→ Short exercise 1:
Put the lines of the entries, from their first line through the line holding "line-number: 8: [12, 229, 24, 251]", inclusive, into a JSON list of strings with one string per line and blank lines left out.

→ Document extract:
========================================

State v. Mason

MR. COMMISSIONER HORSEY

prepared the opinion for the court.

The defendant, Jack Mason, was convicted of the crime of obtaining money by false pretenses under the provisions of section 8683 of the Revised Codes of 1907, and sentenced to imprisonment in the state penitentiary. From the judgment of conviction and from an order denying his motion for a new trial defendant appeals.

The facts developed by the state at the trial disclose that the defendant appeared at the banking-room of the Daly Bank & Trust Company of Anaconda, Montana, on or about the fifteenth day of January, 1921, and in a conversation with J. R. Harrington, the cashier of said bank, represented himself to be a rancher in the Big Hole Basin, in Beaverhead county, Montana, and stated that he wished to move his family to Anaconda and was desirous of establishing business relations with the bank. Mr. Harrington informed the defendant that. Mr. E. J. Bowman, the president of the bank, was absent from the city, and to call again. Defendant returned on the nineteenth day of January, but found that Mr. Bowman was still absent. He visited the bank again on January 24, and found that Mr. Bowman had returned..

Defendant at that time stated to Mr. Bowman that he owned and operated a ranch in the Big Hole country; that he had *187about 1,500 head of cattle on his ranch; that he had been doing his banking business with Tegen Bros, of Bútte and owed them about $6,000; that he had some accounts he could not pay; that he could borrow no more money; and started to tell Mr. Bowman about his property, when interrupted by Mr. Bowman with the request that the information be given to Mr. Harrington, the cashier, who would fill out the printed form of property statement used by the bank, and stated' that the bank could then decide whether or not it would make the loan. The information given by the defendant was incorporated in a property statement by Mr. Harrington. Among other assets given by the defendant and noted in the statement were 3,480 acres of land, over 1,500 head of livestock, and about 2,500 tons of hay. Mr. Bowman discussed the various items in the statement with Mr. Mason, and particularly the item of 206 head of beef cattle, which cattle defendant stated he had sold, or contracted to sell, delivery to be made in about sixty days, and from the proceeds of which sale he would satisfy the loan he desired the bank to make. Some further conversation was had as to the weight of these animals and the price to be paid by the buyer. Mr. Bowman went over the statement with Mr. Mason and questioned him in regard to the facts set forth therein. The statement, however, through an oversight, was not signed by the defendant until January 27.

========================================

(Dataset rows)

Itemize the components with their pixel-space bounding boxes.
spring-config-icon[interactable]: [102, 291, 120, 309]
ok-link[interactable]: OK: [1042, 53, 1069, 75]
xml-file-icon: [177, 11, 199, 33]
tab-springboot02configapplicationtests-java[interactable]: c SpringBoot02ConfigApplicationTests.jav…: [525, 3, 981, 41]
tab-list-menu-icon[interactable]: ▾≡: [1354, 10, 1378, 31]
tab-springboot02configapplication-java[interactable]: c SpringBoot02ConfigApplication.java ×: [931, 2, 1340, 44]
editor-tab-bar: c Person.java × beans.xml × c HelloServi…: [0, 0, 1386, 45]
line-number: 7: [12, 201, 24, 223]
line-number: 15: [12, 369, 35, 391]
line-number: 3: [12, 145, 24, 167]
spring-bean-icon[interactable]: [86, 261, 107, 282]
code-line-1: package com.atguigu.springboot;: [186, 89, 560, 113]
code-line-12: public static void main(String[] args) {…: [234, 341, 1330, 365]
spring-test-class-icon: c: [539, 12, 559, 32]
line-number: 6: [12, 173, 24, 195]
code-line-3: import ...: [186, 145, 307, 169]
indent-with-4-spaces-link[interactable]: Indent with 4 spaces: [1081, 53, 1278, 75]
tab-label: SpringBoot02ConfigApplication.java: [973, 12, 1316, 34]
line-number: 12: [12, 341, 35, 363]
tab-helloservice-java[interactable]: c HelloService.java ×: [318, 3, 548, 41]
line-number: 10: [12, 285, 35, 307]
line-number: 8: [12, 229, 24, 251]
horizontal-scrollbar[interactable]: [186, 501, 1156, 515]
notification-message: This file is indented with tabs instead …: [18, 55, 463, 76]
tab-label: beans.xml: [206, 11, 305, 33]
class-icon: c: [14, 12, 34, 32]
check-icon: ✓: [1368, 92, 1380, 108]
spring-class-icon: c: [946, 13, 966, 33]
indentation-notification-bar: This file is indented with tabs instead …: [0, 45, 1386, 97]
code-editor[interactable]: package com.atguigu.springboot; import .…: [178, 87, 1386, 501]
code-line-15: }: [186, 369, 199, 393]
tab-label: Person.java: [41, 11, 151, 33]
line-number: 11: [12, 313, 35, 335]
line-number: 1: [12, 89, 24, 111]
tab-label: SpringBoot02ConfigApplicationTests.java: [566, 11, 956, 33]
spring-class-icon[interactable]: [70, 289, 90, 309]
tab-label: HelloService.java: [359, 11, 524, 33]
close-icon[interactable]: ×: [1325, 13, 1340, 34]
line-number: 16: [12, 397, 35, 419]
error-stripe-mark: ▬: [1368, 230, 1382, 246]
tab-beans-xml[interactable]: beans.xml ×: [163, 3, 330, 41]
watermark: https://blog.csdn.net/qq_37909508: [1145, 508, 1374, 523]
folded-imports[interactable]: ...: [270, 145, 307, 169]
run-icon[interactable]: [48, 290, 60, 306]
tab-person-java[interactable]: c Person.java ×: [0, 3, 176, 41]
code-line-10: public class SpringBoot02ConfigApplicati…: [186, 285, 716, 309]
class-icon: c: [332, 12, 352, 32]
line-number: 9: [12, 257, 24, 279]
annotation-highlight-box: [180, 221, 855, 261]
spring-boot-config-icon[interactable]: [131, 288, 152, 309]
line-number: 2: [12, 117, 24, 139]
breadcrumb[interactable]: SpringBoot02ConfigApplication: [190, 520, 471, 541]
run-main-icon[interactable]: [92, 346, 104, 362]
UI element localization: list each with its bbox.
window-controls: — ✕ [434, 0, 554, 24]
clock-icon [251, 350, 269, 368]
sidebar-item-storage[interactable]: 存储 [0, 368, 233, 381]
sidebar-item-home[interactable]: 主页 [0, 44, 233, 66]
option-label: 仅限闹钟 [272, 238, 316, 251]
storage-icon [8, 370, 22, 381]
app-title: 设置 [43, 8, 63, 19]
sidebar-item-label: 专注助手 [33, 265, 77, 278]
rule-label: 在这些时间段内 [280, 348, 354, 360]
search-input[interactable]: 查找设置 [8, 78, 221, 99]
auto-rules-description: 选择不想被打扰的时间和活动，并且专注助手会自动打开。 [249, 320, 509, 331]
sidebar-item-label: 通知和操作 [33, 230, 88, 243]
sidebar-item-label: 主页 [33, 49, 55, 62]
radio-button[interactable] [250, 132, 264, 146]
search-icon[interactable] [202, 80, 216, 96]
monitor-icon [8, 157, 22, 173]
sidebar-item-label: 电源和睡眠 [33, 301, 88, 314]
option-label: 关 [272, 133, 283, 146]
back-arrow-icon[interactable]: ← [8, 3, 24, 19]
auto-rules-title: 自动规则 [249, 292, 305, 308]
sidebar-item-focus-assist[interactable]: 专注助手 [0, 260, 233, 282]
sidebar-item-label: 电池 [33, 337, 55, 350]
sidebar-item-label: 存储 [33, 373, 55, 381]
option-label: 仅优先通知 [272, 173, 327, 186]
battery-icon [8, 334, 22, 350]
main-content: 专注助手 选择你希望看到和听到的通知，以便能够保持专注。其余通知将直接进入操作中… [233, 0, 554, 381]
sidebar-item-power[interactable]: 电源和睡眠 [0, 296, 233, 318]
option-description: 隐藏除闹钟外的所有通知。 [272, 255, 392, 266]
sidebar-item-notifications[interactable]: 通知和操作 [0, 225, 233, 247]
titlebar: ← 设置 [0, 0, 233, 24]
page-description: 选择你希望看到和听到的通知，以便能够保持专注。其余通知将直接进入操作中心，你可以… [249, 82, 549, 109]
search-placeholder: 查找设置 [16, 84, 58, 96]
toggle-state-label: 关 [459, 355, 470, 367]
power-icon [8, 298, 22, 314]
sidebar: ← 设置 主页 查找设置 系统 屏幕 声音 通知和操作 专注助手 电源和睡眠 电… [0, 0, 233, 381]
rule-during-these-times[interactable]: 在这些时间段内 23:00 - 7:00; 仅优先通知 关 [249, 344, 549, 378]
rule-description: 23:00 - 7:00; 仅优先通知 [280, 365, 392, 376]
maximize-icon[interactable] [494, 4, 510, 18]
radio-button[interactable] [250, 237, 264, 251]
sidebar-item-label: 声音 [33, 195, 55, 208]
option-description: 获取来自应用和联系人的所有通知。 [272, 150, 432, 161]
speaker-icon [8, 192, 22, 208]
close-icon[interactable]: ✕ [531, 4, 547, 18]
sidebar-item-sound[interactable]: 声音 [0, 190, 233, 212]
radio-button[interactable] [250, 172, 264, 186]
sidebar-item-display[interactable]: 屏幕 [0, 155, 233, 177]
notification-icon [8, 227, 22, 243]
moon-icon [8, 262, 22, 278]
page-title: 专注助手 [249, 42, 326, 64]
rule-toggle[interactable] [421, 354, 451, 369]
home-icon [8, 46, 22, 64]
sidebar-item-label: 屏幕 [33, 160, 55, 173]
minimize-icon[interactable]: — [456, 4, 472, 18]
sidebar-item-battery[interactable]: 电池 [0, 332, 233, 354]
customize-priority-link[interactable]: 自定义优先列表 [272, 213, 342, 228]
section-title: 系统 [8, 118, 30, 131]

========================================

→ Short exercise 2:
According to the court opinion, on what date did the defendant sign the property statement?

→ Exercise solution 1:
[
  "Itemize the components with their pixel-space bounding boxes.",
  "spring-config-icon[interactable]: [102, 291, 120, 309]",
  "ok-link[interactable]: OK: [1042, 53, 1069, 75]",
  "xml-file-icon: [177, 11, 199, 33]",
  "tab-springboot02configapplicationtests-java[interactable]: c SpringBoot02ConfigApplicationTests.jav…: [525, 3, 981, 41]",
  "tab-list-menu-icon[interactable]: ▾≡: [1354, 10, 1378, 31]",
  "tab-springboot02configapplication-java[interactable]: c SpringBoot02ConfigApplication.java ×: [931, 2, 1340, 44]",
  "editor-tab-bar: c Person.java × beans.xml × c HelloServi…: [0, 0, 1386, 45]",
  "line-number: 7: [12, 201, 24, 223]",
  "line-number: 15: [12, 369, 35, 391]",
  "line-number: 3: [12, 145, 24, 167]",
  "spring-bean-icon[interactable]: [86, 261, 107, 282]",
  "code-line-1: package com.atguigu.springboot;: [186, 89, 560, 113]",
  "code-line-12: public static void main(String[] args) {…: [234, 341, 1330, 365]",
  "spring-test-class-icon: c: [539, 12, 559, 32]",
  "line-number: 6: [12, 173, 24, 195]",
  "code-line-3: import ...: [186, 145, 307, 169]",
  "indent-with-4-spaces-link[interactable]: Indent with 4 spaces: [1081, 53, 1278, 75]",
  "tab-label: SpringBoot02ConfigApplication.java: [973, 12, 1316, 34]",
  "line-number: 12: [12, 341, 35, 363]",
  "tab-helloservice-java[interactable]: c HelloService.java ×: [318, 3, 548, 41]",
  "line-number: 10: [12, 285, 35, 307]",
  "line-number: 8: [12, 229, 24, 251]"
]

→ Exercise solution 2:
January 27